[Material shown start]
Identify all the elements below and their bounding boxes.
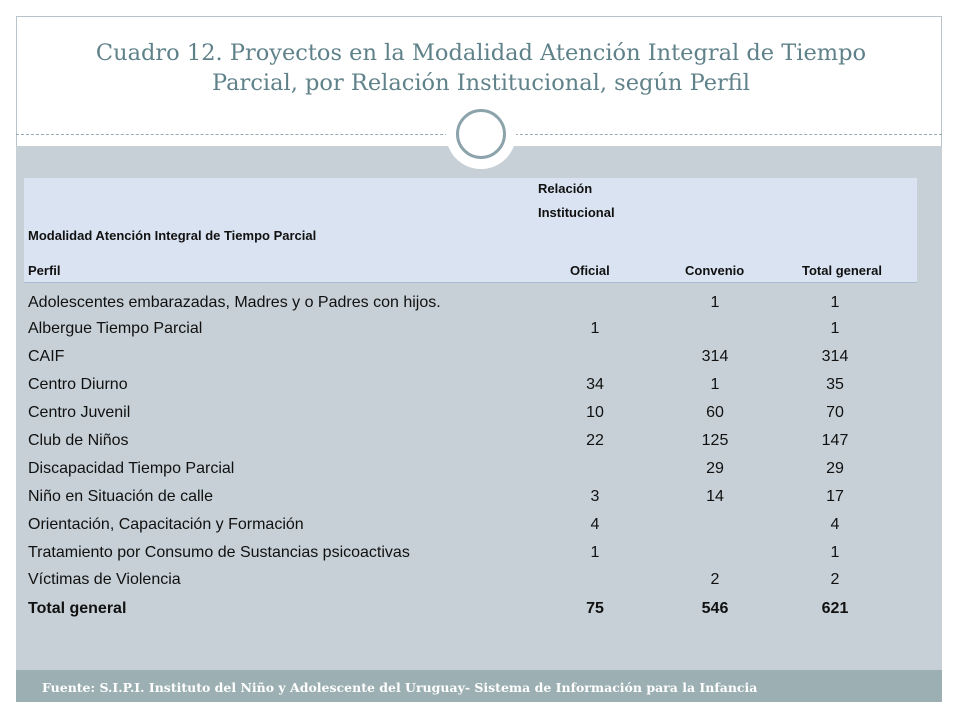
table-row: CAIF 314 314	[0, 343, 960, 371]
header-group-label-line-2: Institucional	[538, 205, 615, 220]
row-total: 147	[821, 432, 849, 449]
row-label: Club de Niños	[28, 432, 129, 449]
row-total: 1	[830, 544, 840, 561]
total-oficial: 75	[586, 600, 604, 617]
row-total: 4	[830, 516, 840, 533]
row-total: 314	[821, 348, 849, 365]
row-total: 35	[826, 376, 844, 393]
row-convenio: 314	[701, 348, 729, 365]
row-total: 70	[826, 404, 844, 421]
row-total: 29	[826, 460, 844, 477]
table-row: Niño en Situación de calle 3 14 17	[0, 483, 960, 511]
row-label: Niño en Situación de calle	[28, 488, 214, 505]
table-row: Adolescentes embarazadas, Madres y o Pad…	[0, 289, 960, 317]
title-line-2: Parcial, por Relación Institucional, seg…	[212, 70, 750, 96]
row-convenio: 29	[706, 460, 724, 477]
header-modalidad: Modalidad Atención Integral de Tiempo Pa…	[28, 228, 317, 243]
row-label: Tratamiento por Consumo de Sustancias ps…	[28, 544, 410, 561]
table-row: Club de Niños 22 125 147	[0, 427, 960, 455]
row-label: Adolescentes embarazadas, Madres y o Pad…	[28, 294, 441, 311]
total-convenio: 546	[701, 600, 729, 617]
row-label: Albergue Tiempo Parcial	[28, 320, 203, 337]
row-oficial: 10	[586, 404, 604, 421]
row-label: Discapacidad Tiempo Parcial	[28, 460, 235, 477]
header-perfil: Perfil	[28, 263, 61, 278]
row-convenio: 60	[706, 404, 724, 421]
row-oficial: 22	[586, 432, 604, 449]
header-convenio: Convenio	[685, 263, 745, 278]
table-total-row: Total general 75 546 621	[0, 595, 960, 623]
row-oficial: 4	[590, 516, 600, 533]
row-convenio: 125	[701, 432, 729, 449]
row-label: Centro Diurno	[28, 376, 128, 393]
row-total: 1	[830, 320, 840, 337]
row-oficial: 3	[590, 488, 600, 505]
title-line-1: Cuadro 12. Proyectos en la Modalidad Ate…	[95, 40, 867, 66]
footer-source: Fuente: S.I.P.I. Instituto del Niño y Ad…	[42, 680, 758, 695]
total-label: Total general	[28, 600, 127, 617]
total-total: 621	[821, 600, 849, 617]
row-total: 2	[830, 571, 840, 588]
row-label: CAIF	[28, 348, 65, 365]
row-oficial: 1	[590, 544, 600, 561]
header-oficial: Oficial	[570, 263, 610, 278]
footer-bar	[16, 670, 942, 702]
row-total: 1	[830, 294, 840, 311]
row-oficial: 34	[586, 376, 604, 393]
table-header: Relación Institucional Modalidad Atenció…	[24, 178, 917, 283]
header-group-label-line-1: Relación	[538, 181, 593, 196]
row-label: Víctimas de Violencia	[28, 571, 181, 588]
header-total-general: Total general	[802, 263, 882, 278]
row-label: Orientación, Capacitación y Formación	[28, 516, 304, 533]
decorative-ring-icon	[456, 109, 506, 159]
table-row: Discapacidad Tiempo Parcial 29 29	[0, 455, 960, 483]
row-oficial: 1	[590, 320, 600, 337]
row-total: 17	[826, 488, 844, 505]
table-row: Orientación, Capacitación y Formación 4 4	[0, 511, 960, 539]
table-row: Centro Juvenil 10 60 70	[0, 399, 960, 427]
table-row: Víctimas de Violencia 2 2	[0, 566, 960, 594]
row-convenio: 2	[710, 571, 720, 588]
table-row: Albergue Tiempo Parcial 1 1	[0, 315, 960, 343]
table-row: Centro Diurno 34 1 35	[0, 371, 960, 399]
row-convenio: 1	[710, 294, 720, 311]
slide-title: Cuadro 12. Proyectos en la Modalidad Ate…	[20, 38, 942, 98]
row-label: Centro Juvenil	[28, 404, 131, 421]
row-convenio: 1	[710, 376, 720, 393]
table-row: Tratamiento por Consumo de Sustancias ps…	[0, 539, 960, 567]
row-convenio: 14	[706, 488, 724, 505]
[Material shown end]
Render the listing above as a Markdown table with the columns "Row" and "Content": put each line's number under Row and the line itself under Content. Omit blank lines, and leave the picture out of your answer.

[Reply to the exercise]:
| Row | Content |
|---|---|
| 1 | Identify all the elements below and their bounding boxes. |
| 2 | table-row: CAIF 314 314	[0, 343, 960, 371] |
| 3 | header-group-label-line-2: Institucional	[538, 205, 615, 220] |
| 4 | row-total: 147	[821, 432, 849, 449] |
| 5 | row-label: Club de Niños	[28, 432, 129, 449] |
| 6 | row-total: 1	[830, 544, 840, 561] |
| 7 | total-oficial: 75	[586, 600, 604, 617] |
| 8 | row-total: 4	[830, 516, 840, 533] |
| 9 | row-total: 314	[821, 348, 849, 365] |
| 10 | row-total: 35	[826, 376, 844, 393] |
| 11 | row-convenio: 314	[701, 348, 729, 365] |
| 12 | row-total: 70	[826, 404, 844, 421] |
| 13 | row-total: 29	[826, 460, 844, 477] |
| 14 | table-row: Niño en Situación de calle 3 14 17	[0, 483, 960, 511] |
| 15 | row-label: Niño en Situación de calle	[28, 488, 214, 505] |
| 16 | table-row: Adolescentes embarazadas, Madres y o Pad…	[0, 289, 960, 317] |
| 17 | title-line-2: Parcial, por Relación Institucional, seg…	[212, 70, 750, 96] |
| 18 | row-convenio: 29	[706, 460, 724, 477] |
| 19 | header-modalidad: Modalidad Atención Integral de Tiempo Pa…	[28, 228, 317, 243] |
| 20 | row-label: Tratamiento por Consumo de Sustancias ps…	[28, 544, 410, 561] |
| 21 | table-row: Club de Niños 22 125 147	[0, 427, 960, 455] |
| 22 | row-label: Adolescentes embarazadas, Madres y o Pad…	[28, 294, 441, 311] |
| 23 | total-convenio: 546	[701, 600, 729, 617] |
| 24 | row-label: Albergue Tiempo Parcial	[28, 320, 203, 337] |
| 25 | row-oficial: 10	[586, 404, 604, 421] |
| 26 | row-label: Discapacidad Tiempo Parcial	[28, 460, 235, 477] |
| 27 | header-perfil: Perfil	[28, 263, 61, 278] |
| 28 | row-convenio: 60	[706, 404, 724, 421] |
| 29 | row-oficial: 22	[586, 432, 604, 449] |
| 30 | header-convenio: Convenio	[685, 263, 745, 278] |
| 31 | table-total-row: Total general 75 546 621	[0, 595, 960, 623] |
| 32 | row-oficial: 4	[590, 516, 600, 533] |
| 33 | row-convenio: 125	[701, 432, 729, 449] |
| 34 | row-label: Centro Diurno	[28, 376, 128, 393] |
| 35 | row-total: 1	[830, 320, 840, 337] |
| 36 | row-oficial: 3	[590, 488, 600, 505] |
| 37 | title-line-1: Cuadro 12. Proyectos en la Modalidad Ate…	[95, 40, 867, 66] |
| 38 | footer-source: Fuente: S.I.P.I. Instituto del Niño y Ad…	[42, 680, 758, 695] |
| 39 | total-label: Total general	[28, 600, 127, 617] |
| 40 | total-total: 621	[821, 600, 849, 617] |
| 41 | row-total: 2	[830, 571, 840, 588] |
| 42 | row-label: CAIF	[28, 348, 65, 365] |
| 43 | row-oficial: 1	[590, 544, 600, 561] |
| 44 | header-oficial: Oficial	[570, 263, 610, 278] |
| 45 | footer-bar	[16, 670, 942, 702] |
| 46 | row-total: 1	[830, 294, 840, 311] |
| 47 | row-oficial: 34	[586, 376, 604, 393] |
| 48 | table-header: Relación Institucional Modalidad Atenció…	[24, 178, 917, 283] |
| 49 | header-group-label-line-1: Relación	[538, 181, 593, 196] |
| 50 | row-label: Víctimas de Violencia	[28, 571, 181, 588] |
| 51 | header-total-general: Total general	[802, 263, 882, 278] |
| 52 | row-label: Orientación, Capacitación y Formación	[28, 516, 304, 533] |
| 53 | decorative-ring-icon	[456, 109, 506, 159] |
| 54 | table-row: Discapacidad Tiempo Parcial 29 29	[0, 455, 960, 483] |
| 55 | row-oficial: 1	[590, 320, 600, 337] |
| 56 | row-total: 17	[826, 488, 844, 505] |
| 57 | table-row: Orientación, Capacitación y Formación 4 4	[0, 511, 960, 539] |
| 58 | table-row: Centro Juvenil 10 60 70	[0, 399, 960, 427] |
| 59 | table-row: Víctimas de Violencia 2 2	[0, 566, 960, 594] |
| 60 | row-convenio: 2	[710, 571, 720, 588] |
| 61 | table-row: Albergue Tiempo Parcial 1 1	[0, 315, 960, 343] |
| 62 | table-row: Centro Diurno 34 1 35	[0, 371, 960, 399] |
| 63 | row-convenio: 1	[710, 294, 720, 311] |
| 64 | slide-title: Cuadro 12. Proyectos en la Modalidad Ate…	[20, 38, 942, 98] |
| 65 | row-label: Centro Juvenil	[28, 404, 131, 421] |
| 66 | row-convenio: 1	[710, 376, 720, 393] |
| 67 | table-row: Tratamiento por Consumo de Sustancias ps…	[0, 539, 960, 567] |
| 68 | row-convenio: 14	[706, 488, 724, 505] |